:: Set task ::
Write out the entire listing below exactly, with the pictures left out.

:: Data provided ::
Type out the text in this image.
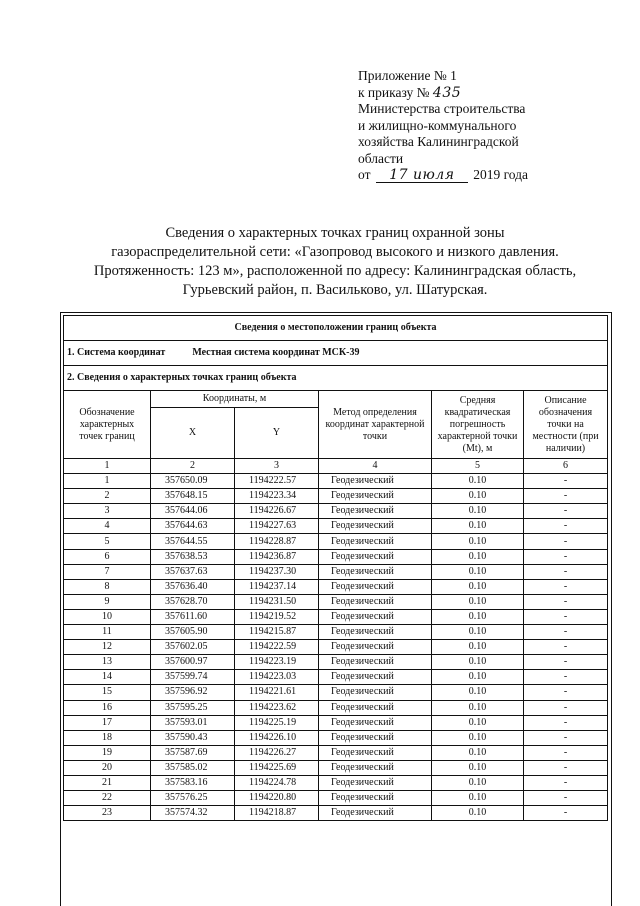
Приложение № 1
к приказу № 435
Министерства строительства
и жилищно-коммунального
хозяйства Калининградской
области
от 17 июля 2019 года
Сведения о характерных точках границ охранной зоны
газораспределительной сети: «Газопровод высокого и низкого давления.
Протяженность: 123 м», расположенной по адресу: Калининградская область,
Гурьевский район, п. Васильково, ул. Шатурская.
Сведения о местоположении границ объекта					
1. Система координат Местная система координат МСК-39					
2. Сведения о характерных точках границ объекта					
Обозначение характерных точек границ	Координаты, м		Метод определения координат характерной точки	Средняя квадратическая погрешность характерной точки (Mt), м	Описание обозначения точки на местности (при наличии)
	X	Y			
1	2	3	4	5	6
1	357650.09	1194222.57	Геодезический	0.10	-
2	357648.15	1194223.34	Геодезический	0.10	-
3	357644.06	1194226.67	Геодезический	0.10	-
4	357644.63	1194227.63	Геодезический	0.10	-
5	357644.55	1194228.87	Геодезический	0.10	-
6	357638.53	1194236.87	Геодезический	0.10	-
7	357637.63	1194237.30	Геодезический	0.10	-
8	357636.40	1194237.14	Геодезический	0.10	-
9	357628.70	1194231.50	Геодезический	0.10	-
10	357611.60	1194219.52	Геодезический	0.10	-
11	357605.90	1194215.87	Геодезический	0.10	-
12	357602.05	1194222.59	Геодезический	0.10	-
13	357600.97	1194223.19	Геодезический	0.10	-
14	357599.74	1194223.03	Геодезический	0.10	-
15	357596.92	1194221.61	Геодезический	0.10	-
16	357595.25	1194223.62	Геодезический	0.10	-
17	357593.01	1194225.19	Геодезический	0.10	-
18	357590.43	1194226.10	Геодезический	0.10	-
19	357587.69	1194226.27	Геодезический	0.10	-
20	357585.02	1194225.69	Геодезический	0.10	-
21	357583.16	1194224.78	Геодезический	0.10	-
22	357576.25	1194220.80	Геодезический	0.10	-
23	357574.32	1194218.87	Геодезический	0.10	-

:: Result for this exercise ::
Type out the text in this image.
Приложение № 1
к приказу № 435
Министерства строительства
и жилищно-коммунального
хозяйства Калининградской
области
от 17 июля 2019 года
Сведения о характерных точках границ охранной зоны
газораспределительной сети: «Газопровод высокого и низкого давления.
Протяженность: 123 м», расположенной по адресу: Калининградская область,
Гурьевский район, п. Васильково, ул. Шатурская.
Сведения о местоположении границ объекта					
1. Система координат Местная система координат МСК-39					
2. Сведения о характерных точках границ объекта					
Обозначение характерных точек границ	Координаты, м		Метод определения координат характерной точки	Средняя квадратическая погрешность характерной точки (Mt), м	Описание обозначения точки на местности (при наличии)
	X	Y			
1	2	3	4	5	6
1	357650.09	1194222.57	Геодезический	0.10	-
2	357648.15	1194223.34	Геодезический	0.10	-
3	357644.06	1194226.67	Геодезический	0.10	-
4	357644.63	1194227.63	Геодезический	0.10	-
5	357644.55	1194228.87	Геодезический	0.10	-
6	357638.53	1194236.87	Геодезический	0.10	-
7	357637.63	1194237.30	Геодезический	0.10	-
8	357636.40	1194237.14	Геодезический	0.10	-
9	357628.70	1194231.50	Геодезический	0.10	-
10	357611.60	1194219.52	Геодезический	0.10	-
11	357605.90	1194215.87	Геодезический	0.10	-
12	357602.05	1194222.59	Геодезический	0.10	-
13	357600.97	1194223.19	Геодезический	0.10	-
14	357599.74	1194223.03	Геодезический	0.10	-
15	357596.92	1194221.61	Геодезический	0.10	-
16	357595.25	1194223.62	Геодезический	0.10	-
17	357593.01	1194225.19	Геодезический	0.10	-
18	357590.43	1194226.10	Геодезический	0.10	-
19	357587.69	1194226.27	Геодезический	0.10	-
20	357585.02	1194225.69	Геодезический	0.10	-
21	357583.16	1194224.78	Геодезический	0.10	-
22	357576.25	1194220.80	Геодезический	0.10	-
23	357574.32	1194218.87	Геодезический	0.10	-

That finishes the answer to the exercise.